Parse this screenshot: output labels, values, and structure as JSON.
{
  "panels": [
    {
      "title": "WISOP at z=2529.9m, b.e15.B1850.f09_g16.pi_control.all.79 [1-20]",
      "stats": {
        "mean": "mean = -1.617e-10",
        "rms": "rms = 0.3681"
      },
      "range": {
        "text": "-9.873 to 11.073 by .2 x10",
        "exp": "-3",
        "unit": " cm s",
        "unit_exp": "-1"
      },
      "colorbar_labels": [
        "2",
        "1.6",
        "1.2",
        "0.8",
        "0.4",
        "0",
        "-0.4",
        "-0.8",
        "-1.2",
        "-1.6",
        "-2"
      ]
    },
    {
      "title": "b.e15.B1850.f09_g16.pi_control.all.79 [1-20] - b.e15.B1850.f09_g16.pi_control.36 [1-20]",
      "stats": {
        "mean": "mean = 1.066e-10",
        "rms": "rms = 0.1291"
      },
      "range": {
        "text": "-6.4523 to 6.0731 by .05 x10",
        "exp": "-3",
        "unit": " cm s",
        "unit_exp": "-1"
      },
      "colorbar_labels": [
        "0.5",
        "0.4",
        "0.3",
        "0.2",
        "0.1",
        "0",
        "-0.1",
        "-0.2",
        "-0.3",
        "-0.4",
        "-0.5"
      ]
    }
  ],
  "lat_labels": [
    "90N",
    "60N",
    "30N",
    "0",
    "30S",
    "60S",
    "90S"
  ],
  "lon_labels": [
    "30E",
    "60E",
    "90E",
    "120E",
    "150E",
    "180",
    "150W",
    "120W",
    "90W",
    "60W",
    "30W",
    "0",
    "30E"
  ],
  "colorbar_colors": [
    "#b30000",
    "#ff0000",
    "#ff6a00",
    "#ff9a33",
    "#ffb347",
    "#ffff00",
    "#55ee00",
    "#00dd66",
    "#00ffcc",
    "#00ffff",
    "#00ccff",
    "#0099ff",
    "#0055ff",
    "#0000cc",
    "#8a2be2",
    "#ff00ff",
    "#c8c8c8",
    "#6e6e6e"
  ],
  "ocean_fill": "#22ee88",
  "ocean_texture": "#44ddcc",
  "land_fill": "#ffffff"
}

= GIVEN REQUEST =
Reproduce the entries above exactly.

= OUTPUT FOR THIS TASK =
Parse this screenshot: output labels, values, and structure as JSON.
{
  "panels": [
    {
      "title": "WISOP at z=2529.9m, b.e15.B1850.f09_g16.pi_control.all.79 [1-20]",
      "stats": {
        "mean": "mean = -1.617e-10",
        "rms": "rms = 0.3681"
      },
      "range": {
        "text": "-9.873 to 11.073 by .2 x10",
        "exp": "-3",
        "unit": " cm s",
        "unit_exp": "-1"
      },
      "colorbar_labels": [
        "2",
        "1.6",
        "1.2",
        "0.8",
        "0.4",
        "0",
        "-0.4",
        "-0.8",
        "-1.2",
        "-1.6",
        "-2"
      ]
    },
    {
      "title": "b.e15.B1850.f09_g16.pi_control.all.79 [1-20] - b.e15.B1850.f09_g16.pi_control.36 [1-20]",
      "stats": {
        "mean": "mean = 1.066e-10",
        "rms": "rms = 0.1291"
      },
      "range": {
        "text": "-6.4523 to 6.0731 by .05 x10",
        "exp": "-3",
        "unit": " cm s",
        "unit_exp": "-1"
      },
      "colorbar_labels": [
        "0.5",
        "0.4",
        "0.3",
        "0.2",
        "0.1",
        "0",
        "-0.1",
        "-0.2",
        "-0.3",
        "-0.4",
        "-0.5"
      ]
    }
  ],
  "lat_labels": [
    "90N",
    "60N",
    "30N",
    "0",
    "30S",
    "60S",
    "90S"
  ],
  "lon_labels": [
    "30E",
    "60E",
    "90E",
    "120E",
    "150E",
    "180",
    "150W",
    "120W",
    "90W",
    "60W",
    "30W",
    "0",
    "30E"
  ],
  "colorbar_colors": [
    "#b30000",
    "#ff0000",
    "#ff6a00",
    "#ff9a33",
    "#ffb347",
    "#ffff00",
    "#55ee00",
    "#00dd66",
    "#00ffcc",
    "#00ffff",
    "#00ccff",
    "#0099ff",
    "#0055ff",
    "#0000cc",
    "#8a2be2",
    "#ff00ff",
    "#c8c8c8",
    "#6e6e6e"
  ],
  "ocean_fill": "#22ee88",
  "ocean_texture": "#44ddcc",
  "land_fill": "#ffffff"
}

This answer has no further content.